_Your instructions_. Exactly reproduce the entries, dropping any pictures from your copy.

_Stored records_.
--
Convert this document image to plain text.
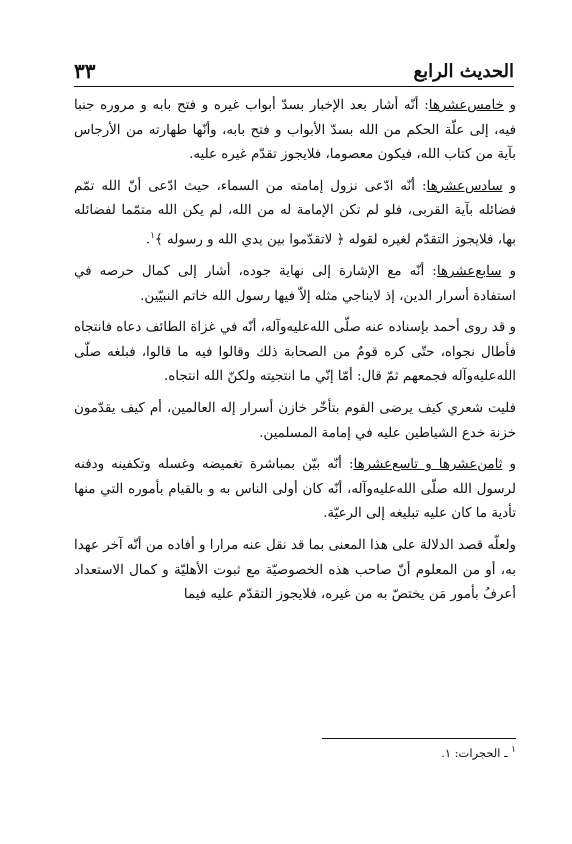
الحديث الرابع
٣٣

و خامس‌عشرها: أنّه أشار بعد الإخبار بسدّ أبواب غيره و فتح بابه و مروره جنبا فيه، إلى علّة الحكم من الله بسدّ الأبواب و فتح بابه، وأنّها طهارته من الأرجاس بآية من كتاب الله، فيكون معصوما، فلايجوز تقدّم غيره عليه.

و سادس‌عشرها: أنّه ادّعى نزول إمامته من السماء، حيث ادّعى أنّ الله تمّم فضائله بآية القربى، فلو لم تكن الإمامة له من الله، لم يكن الله متمّما لفضائله بها، فلايجوز التقدّم لغيره لقوله ﴿ لاتقدّموا بين يدي الله و رسوله ﴾$^١$.

و سابع‌عشرها: أنّه مع الإشارة إلى نهاية جوده، أشار إلى كمال حرصه في استفادة أسرار الدين، إذ لايناجي مثله إلاّ فيها رسول الله خاتم النبيّين.

و قد روى أحمد بإسناده عنه صلّى الله‌عليه‌وآله، أنّه في غزاة الطائف دعاه فانتجاه فأطال نجواه، حتّى كره قومٌ من الصحابة ذلك وقالوا فيه ما قالوا، فبلغه صلّى الله‌عليه‌وآله فجمعهم ثمّ قال: أمّا إنّي ما انتجيته ولكنّ الله انتجاه.

فليت شعري كيف يرضى القوم بتأخّر خازن أسرار إله العالمين، أم كيف يقدّمون خزنة خدع الشياطين عليه في إمامة المسلمين.

و ثامن‌عشرها و تاسع‌عشرها: أنّه بيّن بمباشرة تغميضه وغسله وتكفينه ودفنه لرسول الله صلّى الله‌عليه‌وآله، أنّه كان أولى الناس به و بالقيام بأموره التي منها تأدية ما كان عليه تبليغه إلى الرعيّة.

ولعلّه قصد الدلالة على هذا المعنى بما قد نقل عنه مرارا و أفاده من أنّه آخر عهدا به، أو من المعلوم أنّ صاحب هذه الخصوصيّة مع ثبوت الأهليّة و كمال الاستعداد أعرفُ بأمور مَن يختصّ به من غيره، فلايجوز التقدّم عليه فيما

$^١$ ـ الحجرات: ١.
--
_Correct response_.
Convert this document image to plain text.
الحديث الرابع
٣٣

و خامس‌عشرها: أنّه أشار بعد الإخبار بسدّ أبواب غيره و فتح بابه و مروره جنبا فيه، إلى علّة الحكم من الله بسدّ الأبواب و فتح بابه، وأنّها طهارته من الأرجاس بآية من كتاب الله، فيكون معصوما، فلايجوز تقدّم غيره عليه.

و سادس‌عشرها: أنّه ادّعى نزول إمامته من السماء، حيث ادّعى أنّ الله تمّم فضائله بآية القربى، فلو لم تكن الإمامة له من الله، لم يكن الله متمّما لفضائله بها، فلايجوز التقدّم لغيره لقوله ﴿ لاتقدّموا بين يدي الله و رسوله ﴾$^١$.

و سابع‌عشرها: أنّه مع الإشارة إلى نهاية جوده، أشار إلى كمال حرصه في استفادة أسرار الدين، إذ لايناجي مثله إلاّ فيها رسول الله خاتم النبيّين.

و قد روى أحمد بإسناده عنه صلّى الله‌عليه‌وآله، أنّه في غزاة الطائف دعاه فانتجاه فأطال نجواه، حتّى كره قومٌ من الصحابة ذلك وقالوا فيه ما قالوا، فبلغه صلّى الله‌عليه‌وآله فجمعهم ثمّ قال: أمّا إنّي ما انتجيته ولكنّ الله انتجاه.

فليت شعري كيف يرضى القوم بتأخّر خازن أسرار إله العالمين، أم كيف يقدّمون خزنة خدع الشياطين عليه في إمامة المسلمين.

و ثامن‌عشرها و تاسع‌عشرها: أنّه بيّن بمباشرة تغميضه وغسله وتكفينه ودفنه لرسول الله صلّى الله‌عليه‌وآله، أنّه كان أولى الناس به و بالقيام بأموره التي منها تأدية ما كان عليه تبليغه إلى الرعيّة.

ولعلّه قصد الدلالة على هذا المعنى بما قد نقل عنه مرارا و أفاده من أنّه آخر عهدا به، أو من المعلوم أنّ صاحب هذه الخصوصيّة مع ثبوت الأهليّة و كمال الاستعداد أعرفُ بأمور مَن يختصّ به من غيره، فلايجوز التقدّم عليه فيما

$^١$ ـ الحجرات: ١.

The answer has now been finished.